◆ EXERCISE DETAILS
Retype all of the data exactly as given.

◆ DATA RECORDS
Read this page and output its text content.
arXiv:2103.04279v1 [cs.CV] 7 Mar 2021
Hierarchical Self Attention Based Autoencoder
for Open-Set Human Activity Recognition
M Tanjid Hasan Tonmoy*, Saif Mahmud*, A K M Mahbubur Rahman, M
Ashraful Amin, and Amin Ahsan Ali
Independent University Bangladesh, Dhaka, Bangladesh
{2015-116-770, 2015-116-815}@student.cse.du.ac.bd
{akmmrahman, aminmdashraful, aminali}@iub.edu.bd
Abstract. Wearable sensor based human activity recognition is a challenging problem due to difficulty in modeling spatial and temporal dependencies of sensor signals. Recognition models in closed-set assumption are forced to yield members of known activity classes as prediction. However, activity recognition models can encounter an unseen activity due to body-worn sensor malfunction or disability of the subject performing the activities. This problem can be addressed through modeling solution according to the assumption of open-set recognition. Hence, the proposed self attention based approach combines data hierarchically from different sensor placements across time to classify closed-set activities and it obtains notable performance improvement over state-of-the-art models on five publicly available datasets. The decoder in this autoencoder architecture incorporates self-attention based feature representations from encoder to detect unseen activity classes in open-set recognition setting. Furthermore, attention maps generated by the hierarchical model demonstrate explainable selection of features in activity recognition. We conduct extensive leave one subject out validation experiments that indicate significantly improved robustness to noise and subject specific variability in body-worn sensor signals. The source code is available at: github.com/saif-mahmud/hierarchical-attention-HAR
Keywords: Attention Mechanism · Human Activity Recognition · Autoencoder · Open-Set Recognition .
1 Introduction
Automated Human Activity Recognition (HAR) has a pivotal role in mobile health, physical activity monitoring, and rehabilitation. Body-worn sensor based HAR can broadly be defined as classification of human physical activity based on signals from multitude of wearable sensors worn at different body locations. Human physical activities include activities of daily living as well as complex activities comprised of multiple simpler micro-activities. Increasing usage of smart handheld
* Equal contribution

◆ FULL SOLUTION
Read this page and output its text content.
arXiv:2103.04279v1 [cs.CV] 7 Mar 2021
Hierarchical Self Attention Based Autoencoder
for Open-Set Human Activity Recognition
M Tanjid Hasan Tonmoy*, Saif Mahmud*, A K M Mahbubur Rahman, M
Ashraful Amin, and Amin Ahsan Ali
Independent University Bangladesh, Dhaka, Bangladesh
{2015-116-770, 2015-116-815}@student.cse.du.ac.bd
{akmmrahman, aminmdashraful, aminali}@iub.edu.bd
Abstract. Wearable sensor based human activity recognition is a challenging problem due to difficulty in modeling spatial and temporal dependencies of sensor signals. Recognition models in closed-set assumption are forced to yield members of known activity classes as prediction. However, activity recognition models can encounter an unseen activity due to body-worn sensor malfunction or disability of the subject performing the activities. This problem can be addressed through modeling solution according to the assumption of open-set recognition. Hence, the proposed self attention based approach combines data hierarchically from different sensor placements across time to classify closed-set activities and it obtains notable performance improvement over state-of-the-art models on five publicly available datasets. The decoder in this autoencoder architecture incorporates self-attention based feature representations from encoder to detect unseen activity classes in open-set recognition setting. Furthermore, attention maps generated by the hierarchical model demonstrate explainable selection of features in activity recognition. We conduct extensive leave one subject out validation experiments that indicate significantly improved robustness to noise and subject specific variability in body-worn sensor signals. The source code is available at: github.com/saif-mahmud/hierarchical-attention-HAR
Keywords: Attention Mechanism · Human Activity Recognition · Autoencoder · Open-Set Recognition .
1 Introduction
Automated Human Activity Recognition (HAR) has a pivotal role in mobile health, physical activity monitoring, and rehabilitation. Body-worn sensor based HAR can broadly be defined as classification of human physical activity based on signals from multitude of wearable sensors worn at different body locations. Human physical activities include activities of daily living as well as complex activities comprised of multiple simpler micro-activities. Increasing usage of smart handheld
* Equal contribution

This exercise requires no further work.